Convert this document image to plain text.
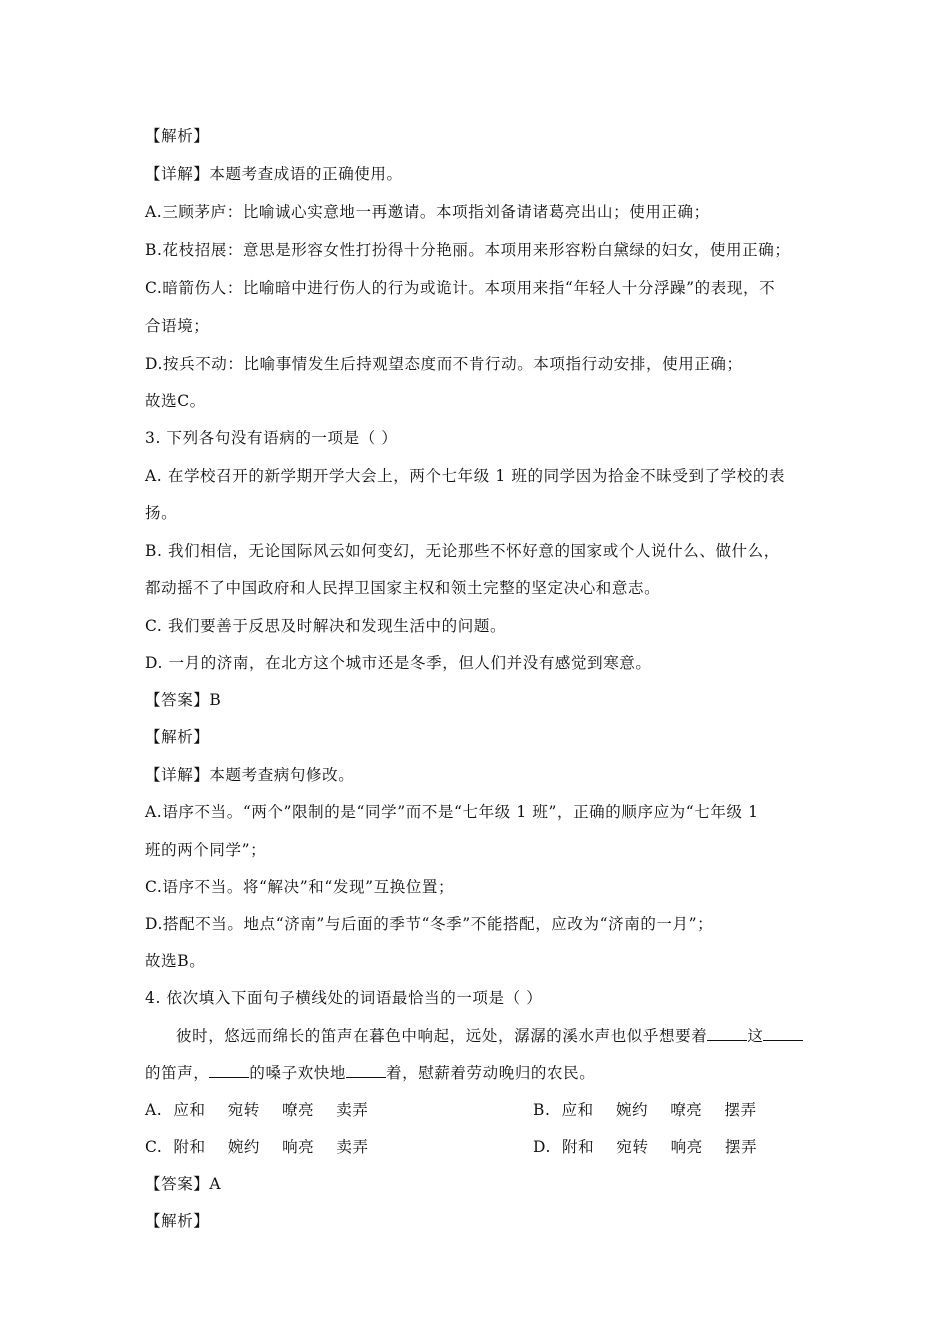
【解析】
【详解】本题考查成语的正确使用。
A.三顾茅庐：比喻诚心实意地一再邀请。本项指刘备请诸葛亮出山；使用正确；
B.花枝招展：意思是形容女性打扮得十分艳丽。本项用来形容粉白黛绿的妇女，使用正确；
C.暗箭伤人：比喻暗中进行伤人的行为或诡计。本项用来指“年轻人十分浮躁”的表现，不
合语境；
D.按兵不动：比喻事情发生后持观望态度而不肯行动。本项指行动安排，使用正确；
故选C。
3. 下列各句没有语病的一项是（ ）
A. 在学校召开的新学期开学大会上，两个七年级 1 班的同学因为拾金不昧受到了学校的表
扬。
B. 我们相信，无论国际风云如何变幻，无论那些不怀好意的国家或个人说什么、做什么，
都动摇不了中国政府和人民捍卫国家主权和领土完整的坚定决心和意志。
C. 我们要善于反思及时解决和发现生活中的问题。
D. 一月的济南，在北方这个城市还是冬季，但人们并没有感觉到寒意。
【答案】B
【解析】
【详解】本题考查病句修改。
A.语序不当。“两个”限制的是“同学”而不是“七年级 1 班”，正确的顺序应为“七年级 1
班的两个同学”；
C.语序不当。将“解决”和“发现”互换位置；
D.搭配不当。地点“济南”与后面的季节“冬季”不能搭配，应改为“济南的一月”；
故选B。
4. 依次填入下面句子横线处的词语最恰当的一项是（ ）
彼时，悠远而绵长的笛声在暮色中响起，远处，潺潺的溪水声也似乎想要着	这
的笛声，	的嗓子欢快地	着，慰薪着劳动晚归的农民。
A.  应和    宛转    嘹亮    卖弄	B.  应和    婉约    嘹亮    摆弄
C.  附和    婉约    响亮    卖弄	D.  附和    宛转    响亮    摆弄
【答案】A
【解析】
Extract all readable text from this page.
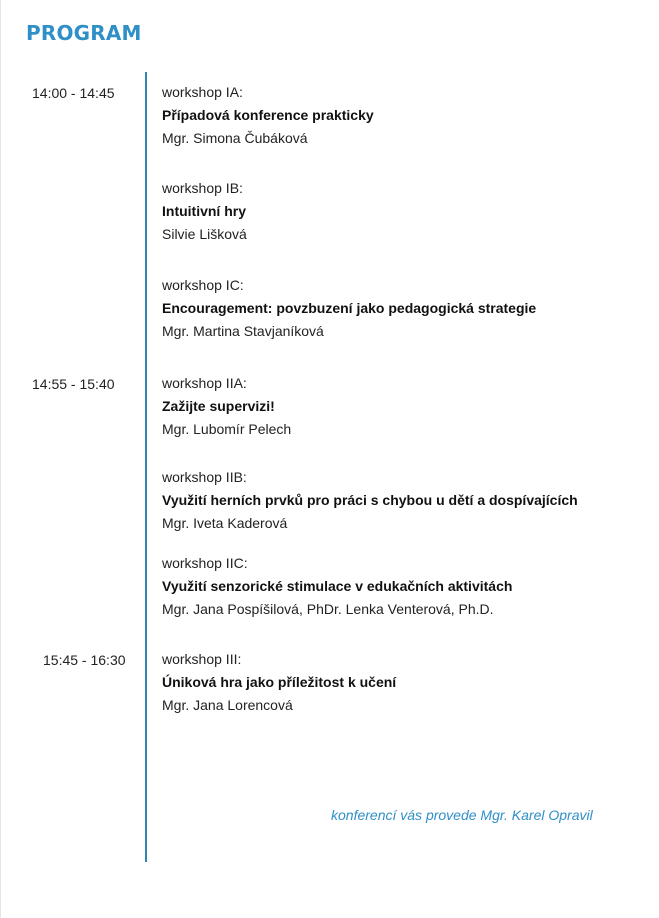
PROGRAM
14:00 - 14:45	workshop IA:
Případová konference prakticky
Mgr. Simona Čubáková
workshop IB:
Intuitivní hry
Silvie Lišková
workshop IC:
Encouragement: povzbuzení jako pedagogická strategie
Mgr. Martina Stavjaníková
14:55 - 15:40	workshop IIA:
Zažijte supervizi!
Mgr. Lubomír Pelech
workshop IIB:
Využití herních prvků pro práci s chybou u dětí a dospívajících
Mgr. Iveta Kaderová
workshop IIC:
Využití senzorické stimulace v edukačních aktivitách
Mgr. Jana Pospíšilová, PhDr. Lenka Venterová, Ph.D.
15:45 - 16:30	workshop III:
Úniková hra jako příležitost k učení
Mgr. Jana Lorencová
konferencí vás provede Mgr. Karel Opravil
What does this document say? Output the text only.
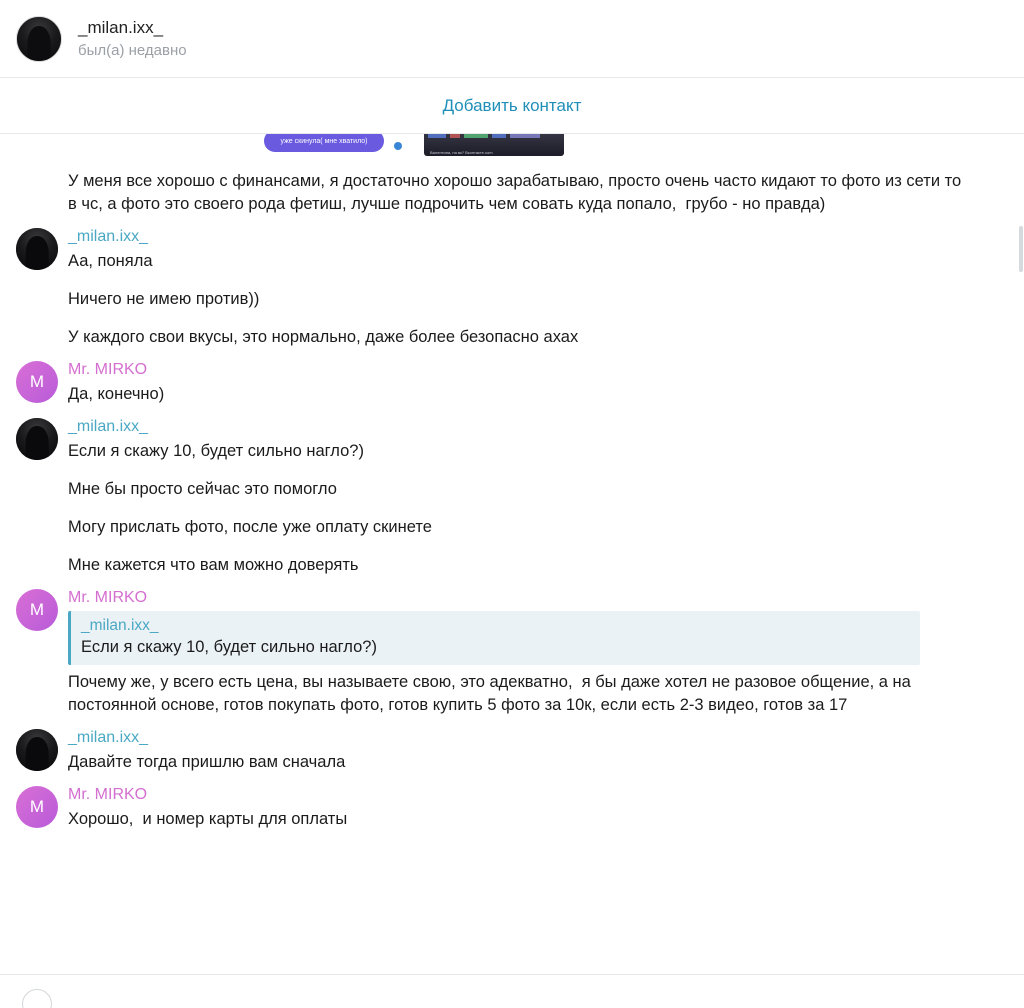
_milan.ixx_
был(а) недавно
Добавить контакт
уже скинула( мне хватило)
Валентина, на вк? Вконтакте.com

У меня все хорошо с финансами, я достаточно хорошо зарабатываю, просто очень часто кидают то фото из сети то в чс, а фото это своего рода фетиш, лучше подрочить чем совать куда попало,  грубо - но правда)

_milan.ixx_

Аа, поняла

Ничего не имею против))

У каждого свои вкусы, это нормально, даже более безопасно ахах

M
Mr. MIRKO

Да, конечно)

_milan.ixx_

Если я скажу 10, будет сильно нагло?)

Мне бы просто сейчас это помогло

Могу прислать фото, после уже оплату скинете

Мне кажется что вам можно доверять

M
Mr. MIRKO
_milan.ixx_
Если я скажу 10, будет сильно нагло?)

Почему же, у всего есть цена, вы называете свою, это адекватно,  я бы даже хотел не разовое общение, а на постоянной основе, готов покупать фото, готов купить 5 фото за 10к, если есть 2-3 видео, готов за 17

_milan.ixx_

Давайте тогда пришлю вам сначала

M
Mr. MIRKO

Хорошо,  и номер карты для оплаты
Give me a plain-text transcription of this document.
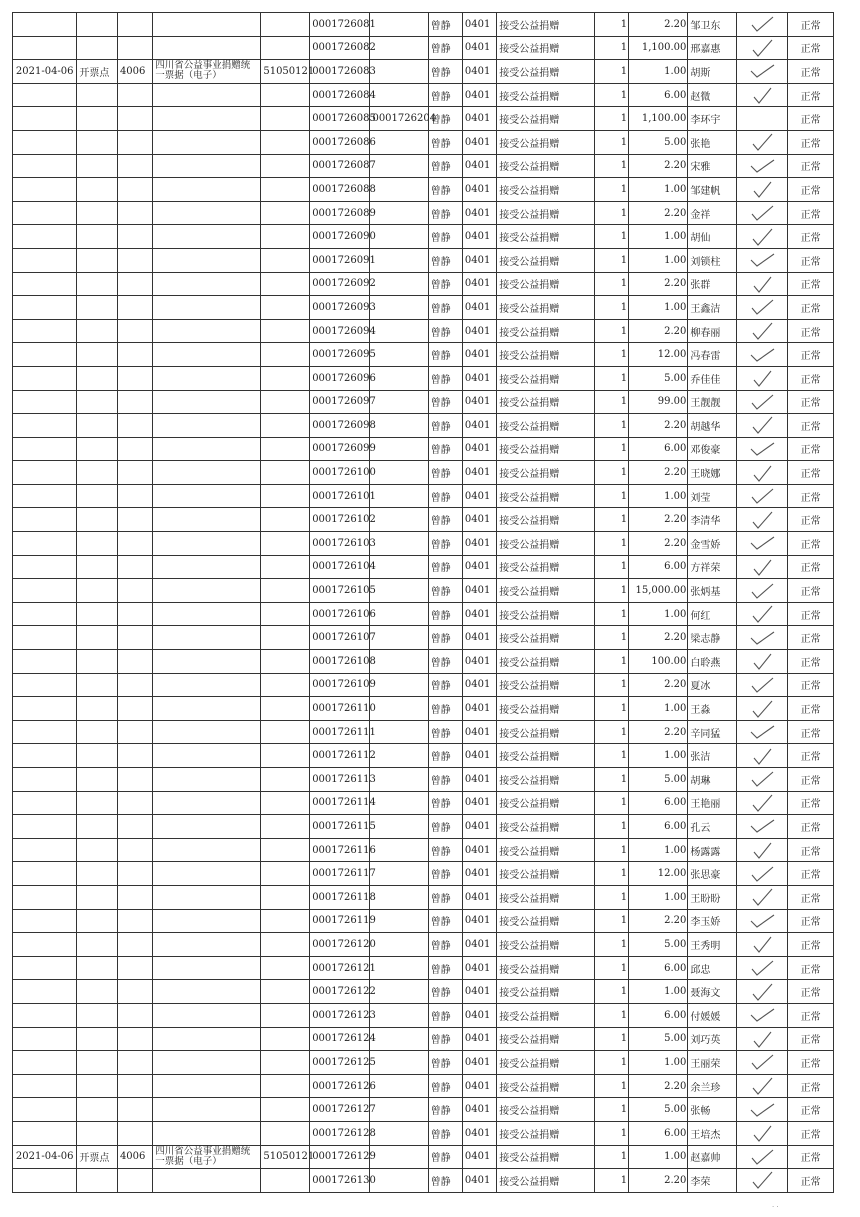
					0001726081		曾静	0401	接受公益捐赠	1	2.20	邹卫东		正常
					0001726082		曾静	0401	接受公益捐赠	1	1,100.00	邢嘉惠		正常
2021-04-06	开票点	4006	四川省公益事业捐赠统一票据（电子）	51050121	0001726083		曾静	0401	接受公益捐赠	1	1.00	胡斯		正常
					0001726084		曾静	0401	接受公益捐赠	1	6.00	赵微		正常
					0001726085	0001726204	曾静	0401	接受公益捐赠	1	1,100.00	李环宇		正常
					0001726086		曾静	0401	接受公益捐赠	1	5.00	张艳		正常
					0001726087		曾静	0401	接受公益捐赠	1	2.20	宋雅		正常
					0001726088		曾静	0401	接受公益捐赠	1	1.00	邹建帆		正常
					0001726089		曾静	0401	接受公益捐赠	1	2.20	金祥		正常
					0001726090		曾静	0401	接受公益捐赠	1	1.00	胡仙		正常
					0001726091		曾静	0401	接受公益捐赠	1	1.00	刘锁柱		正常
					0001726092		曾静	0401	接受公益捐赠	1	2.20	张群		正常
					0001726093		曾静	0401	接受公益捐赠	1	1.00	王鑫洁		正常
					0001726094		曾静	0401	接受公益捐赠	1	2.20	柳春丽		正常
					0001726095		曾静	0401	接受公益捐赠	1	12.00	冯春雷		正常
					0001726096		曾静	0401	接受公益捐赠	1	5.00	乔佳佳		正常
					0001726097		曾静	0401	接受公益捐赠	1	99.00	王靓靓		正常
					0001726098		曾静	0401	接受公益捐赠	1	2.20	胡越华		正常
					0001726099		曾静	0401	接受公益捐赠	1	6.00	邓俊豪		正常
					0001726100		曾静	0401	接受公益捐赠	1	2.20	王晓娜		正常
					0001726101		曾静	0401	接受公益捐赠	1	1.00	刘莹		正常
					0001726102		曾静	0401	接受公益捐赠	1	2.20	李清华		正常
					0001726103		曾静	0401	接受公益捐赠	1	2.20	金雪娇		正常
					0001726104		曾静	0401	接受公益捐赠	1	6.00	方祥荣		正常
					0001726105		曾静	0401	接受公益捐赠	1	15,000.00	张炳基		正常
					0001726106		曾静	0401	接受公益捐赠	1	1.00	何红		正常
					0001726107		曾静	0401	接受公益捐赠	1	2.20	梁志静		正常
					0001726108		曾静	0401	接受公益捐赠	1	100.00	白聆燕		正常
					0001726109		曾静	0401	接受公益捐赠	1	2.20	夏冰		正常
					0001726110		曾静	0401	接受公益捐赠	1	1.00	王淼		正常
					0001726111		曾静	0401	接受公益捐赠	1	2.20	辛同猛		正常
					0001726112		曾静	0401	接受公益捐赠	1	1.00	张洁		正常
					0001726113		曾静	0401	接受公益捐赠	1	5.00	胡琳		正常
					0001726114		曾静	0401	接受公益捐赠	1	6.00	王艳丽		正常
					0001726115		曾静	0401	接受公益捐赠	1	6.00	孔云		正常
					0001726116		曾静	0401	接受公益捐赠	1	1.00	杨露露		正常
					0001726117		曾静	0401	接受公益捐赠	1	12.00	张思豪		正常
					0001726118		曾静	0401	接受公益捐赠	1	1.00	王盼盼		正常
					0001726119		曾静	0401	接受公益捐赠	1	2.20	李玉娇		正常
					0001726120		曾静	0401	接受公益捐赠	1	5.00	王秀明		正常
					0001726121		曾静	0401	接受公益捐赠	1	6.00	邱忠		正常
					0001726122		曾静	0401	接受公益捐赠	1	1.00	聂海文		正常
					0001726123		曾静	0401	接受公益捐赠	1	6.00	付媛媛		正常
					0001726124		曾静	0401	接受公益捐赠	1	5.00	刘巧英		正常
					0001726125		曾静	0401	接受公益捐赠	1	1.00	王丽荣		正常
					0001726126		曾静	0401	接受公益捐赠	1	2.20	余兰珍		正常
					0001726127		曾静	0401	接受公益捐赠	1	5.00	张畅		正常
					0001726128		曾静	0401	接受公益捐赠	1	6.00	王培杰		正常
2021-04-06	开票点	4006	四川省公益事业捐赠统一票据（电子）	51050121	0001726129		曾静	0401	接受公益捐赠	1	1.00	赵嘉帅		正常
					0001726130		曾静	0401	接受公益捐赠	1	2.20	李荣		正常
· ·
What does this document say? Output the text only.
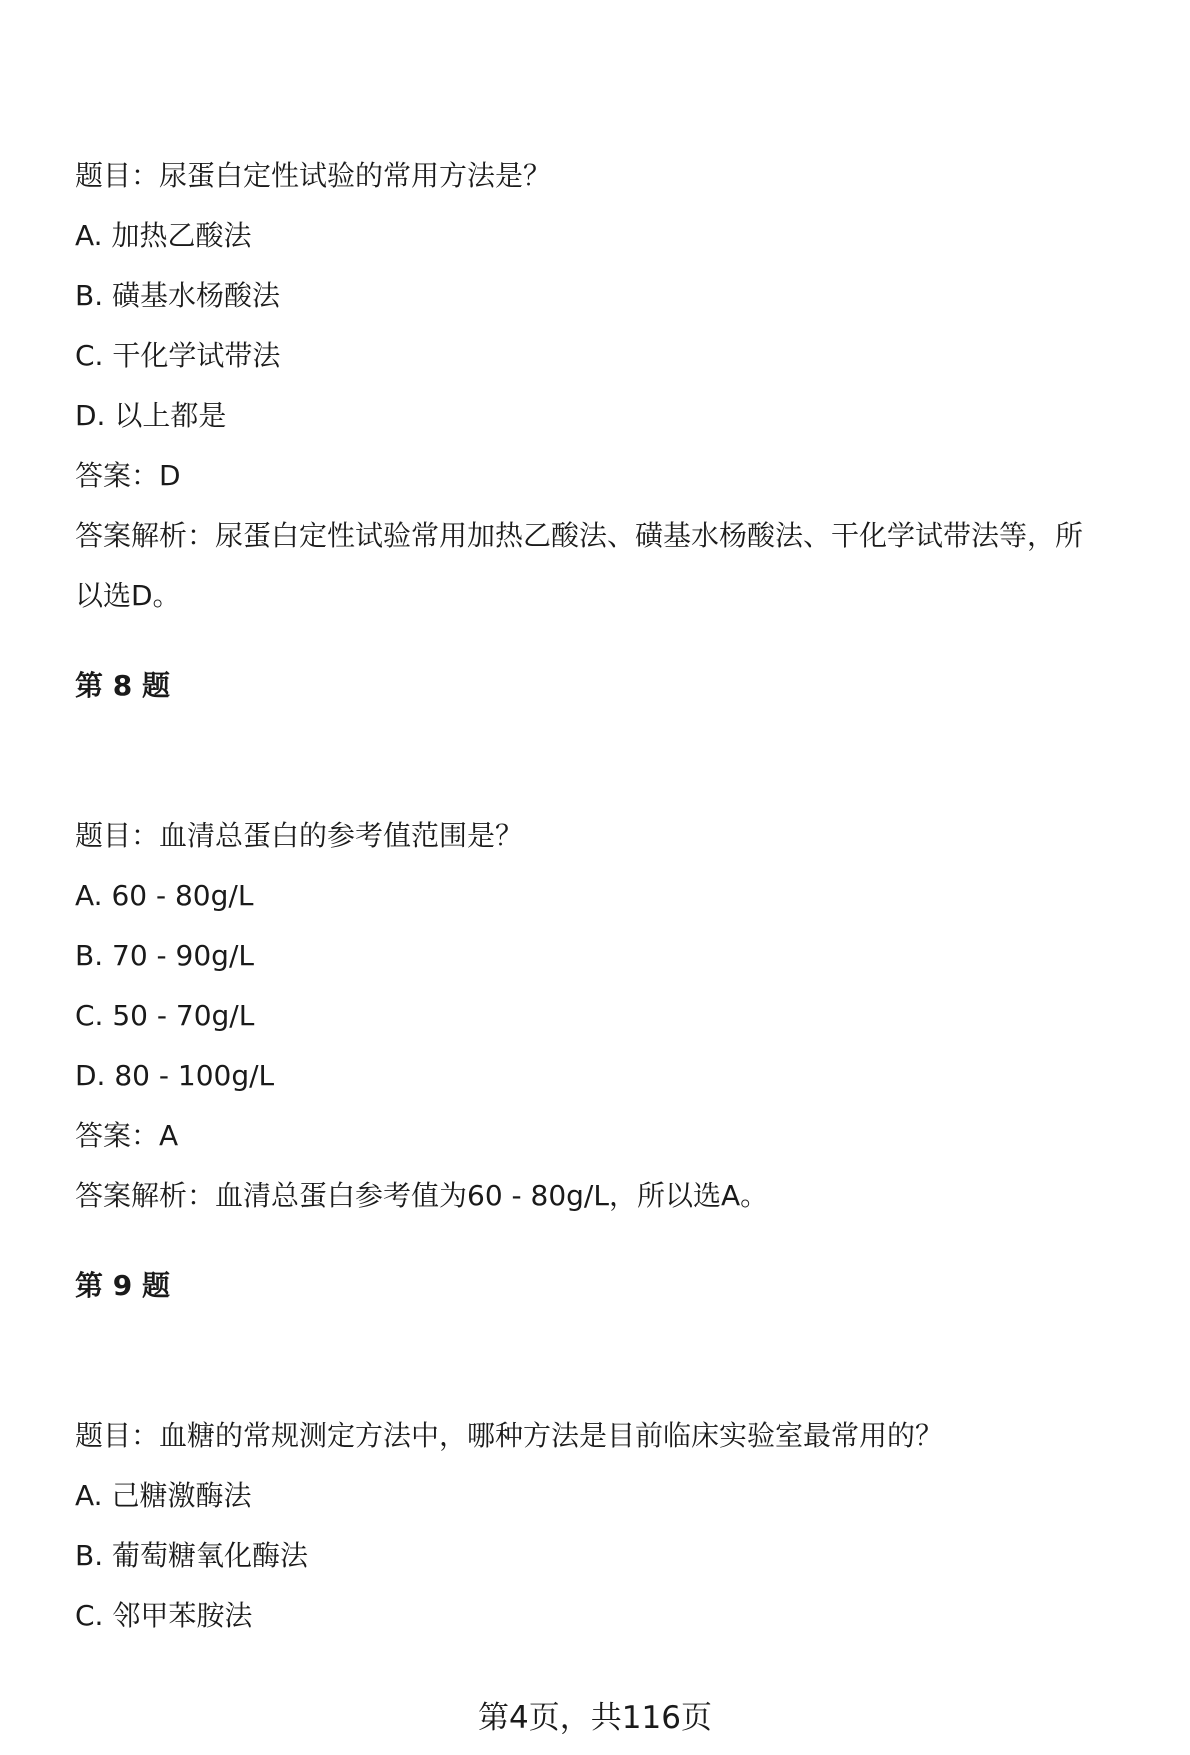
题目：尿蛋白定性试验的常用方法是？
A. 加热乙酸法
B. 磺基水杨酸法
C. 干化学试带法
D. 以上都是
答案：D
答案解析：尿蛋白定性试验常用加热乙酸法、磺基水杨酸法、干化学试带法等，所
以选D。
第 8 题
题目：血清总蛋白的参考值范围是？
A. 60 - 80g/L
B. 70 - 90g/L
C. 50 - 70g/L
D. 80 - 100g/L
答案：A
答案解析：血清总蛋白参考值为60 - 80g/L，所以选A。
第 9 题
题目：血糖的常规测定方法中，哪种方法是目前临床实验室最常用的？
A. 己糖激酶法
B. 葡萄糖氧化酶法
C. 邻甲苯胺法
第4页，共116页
════════════════
■ Description of the task ■
Scan the material above. Copy each line that holds the word "Využití".

■ Reply ■
Využití herních prvků pro práci s chybou u dětí a dospívajících
Využití senzorické stimulace v edukačních aktivitách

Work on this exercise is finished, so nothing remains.